## [What the exercise asks]
Transcribe the lines of the records starting with the one that has "Give me a plain-text" in it and ending with the last, and transcribe nothing else.

# start of Material to process

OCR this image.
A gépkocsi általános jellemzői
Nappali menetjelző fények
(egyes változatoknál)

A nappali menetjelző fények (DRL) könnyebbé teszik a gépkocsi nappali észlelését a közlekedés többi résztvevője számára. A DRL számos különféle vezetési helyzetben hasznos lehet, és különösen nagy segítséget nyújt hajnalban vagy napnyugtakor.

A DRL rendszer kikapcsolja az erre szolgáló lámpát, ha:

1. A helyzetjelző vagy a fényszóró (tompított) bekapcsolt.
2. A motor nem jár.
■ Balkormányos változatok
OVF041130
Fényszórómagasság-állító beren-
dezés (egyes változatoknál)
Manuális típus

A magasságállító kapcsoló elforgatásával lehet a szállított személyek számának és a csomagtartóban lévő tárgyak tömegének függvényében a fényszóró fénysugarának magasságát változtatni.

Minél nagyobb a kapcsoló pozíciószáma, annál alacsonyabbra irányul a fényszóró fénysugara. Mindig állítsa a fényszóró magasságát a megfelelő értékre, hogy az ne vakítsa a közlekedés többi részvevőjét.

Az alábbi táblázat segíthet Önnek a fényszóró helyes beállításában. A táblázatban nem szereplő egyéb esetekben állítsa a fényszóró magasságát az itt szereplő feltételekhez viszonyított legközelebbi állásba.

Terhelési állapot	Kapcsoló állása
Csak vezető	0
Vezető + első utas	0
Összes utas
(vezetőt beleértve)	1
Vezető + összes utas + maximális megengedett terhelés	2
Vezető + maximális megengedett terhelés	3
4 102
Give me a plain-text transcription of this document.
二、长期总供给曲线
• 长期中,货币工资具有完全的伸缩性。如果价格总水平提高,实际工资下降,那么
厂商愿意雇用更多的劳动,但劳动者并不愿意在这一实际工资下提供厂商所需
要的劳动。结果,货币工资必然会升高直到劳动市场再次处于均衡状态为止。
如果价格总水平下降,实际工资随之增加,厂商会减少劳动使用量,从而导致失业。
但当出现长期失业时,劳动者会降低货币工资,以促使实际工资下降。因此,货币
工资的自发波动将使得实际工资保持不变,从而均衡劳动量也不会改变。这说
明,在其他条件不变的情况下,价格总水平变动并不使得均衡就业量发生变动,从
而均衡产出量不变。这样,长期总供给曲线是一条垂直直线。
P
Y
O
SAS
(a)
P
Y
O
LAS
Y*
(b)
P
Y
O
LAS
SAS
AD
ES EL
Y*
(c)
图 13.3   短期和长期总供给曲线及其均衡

# end of Material to process

## [Output of the exercise]
Give me a plain-text transcription of this document.
二、长期总供给曲线
• 长期中,货币工资具有完全的伸缩性。如果价格总水平提高,实际工资下降,那么
厂商愿意雇用更多的劳动,但劳动者并不愿意在这一实际工资下提供厂商所需
要的劳动。结果,货币工资必然会升高直到劳动市场再次处于均衡状态为止。
如果价格总水平下降,实际工资随之增加,厂商会减少劳动使用量,从而导致失业。
但当出现长期失业时,劳动者会降低货币工资,以促使实际工资下降。因此,货币
工资的自发波动将使得实际工资保持不变,从而均衡劳动量也不会改变。这说
明,在其他条件不变的情况下,价格总水平变动并不使得均衡就业量发生变动,从
而均衡产出量不变。这样,长期总供给曲线是一条垂直直线。
P
Y
O
SAS
(a)
P
Y
O
LAS
Y*
(b)
P
Y
O
LAS
SAS
AD
ES EL
Y*
(c)
图 13.3   短期和长期总供给曲线及其均衡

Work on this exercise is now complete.